▶ [Description of the task]
Every line of the material below should be repeated exactly.

--- START Extracted information ---

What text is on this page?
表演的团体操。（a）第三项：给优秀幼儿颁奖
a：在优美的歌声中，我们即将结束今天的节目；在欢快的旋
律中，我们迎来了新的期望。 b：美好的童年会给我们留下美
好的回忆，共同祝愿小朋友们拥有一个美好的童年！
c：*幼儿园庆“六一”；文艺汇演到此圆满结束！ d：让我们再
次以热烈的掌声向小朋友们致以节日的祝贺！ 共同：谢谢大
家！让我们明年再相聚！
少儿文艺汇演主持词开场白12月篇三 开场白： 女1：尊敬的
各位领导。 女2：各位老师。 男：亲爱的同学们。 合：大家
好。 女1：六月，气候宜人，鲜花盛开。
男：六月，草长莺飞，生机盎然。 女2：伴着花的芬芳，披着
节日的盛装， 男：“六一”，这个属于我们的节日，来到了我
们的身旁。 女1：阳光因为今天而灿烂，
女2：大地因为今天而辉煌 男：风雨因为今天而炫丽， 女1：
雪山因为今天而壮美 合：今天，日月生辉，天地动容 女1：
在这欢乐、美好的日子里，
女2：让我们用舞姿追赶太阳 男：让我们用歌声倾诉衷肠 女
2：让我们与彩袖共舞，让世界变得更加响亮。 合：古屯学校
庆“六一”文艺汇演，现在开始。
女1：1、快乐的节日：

--- END Extracted information ---

▶ [Exercise output]
What text is on this page?
表演的团体操。（a）第三项：给优秀幼儿颁奖
a：在优美的歌声中，我们即将结束今天的节目；在欢快的旋
律中，我们迎来了新的期望。 b：美好的童年会给我们留下美
好的回忆，共同祝愿小朋友们拥有一个美好的童年！
c：*幼儿园庆“六一”；文艺汇演到此圆满结束！ d：让我们再
次以热烈的掌声向小朋友们致以节日的祝贺！ 共同：谢谢大
家！让我们明年再相聚！
少儿文艺汇演主持词开场白12月篇三 开场白： 女1：尊敬的
各位领导。 女2：各位老师。 男：亲爱的同学们。 合：大家
好。 女1：六月，气候宜人，鲜花盛开。
男：六月，草长莺飞，生机盎然。 女2：伴着花的芬芳，披着
节日的盛装， 男：“六一”，这个属于我们的节日，来到了我
们的身旁。 女1：阳光因为今天而灿烂，
女2：大地因为今天而辉煌 男：风雨因为今天而炫丽， 女1：
雪山因为今天而壮美 合：今天，日月生辉，天地动容 女1：
在这欢乐、美好的日子里，
女2：让我们用舞姿追赶太阳 男：让我们用歌声倾诉衷肠 女
2：让我们与彩袖共舞，让世界变得更加响亮。 合：古屯学校
庆“六一”文艺汇演，现在开始。
女1：1、快乐的节日：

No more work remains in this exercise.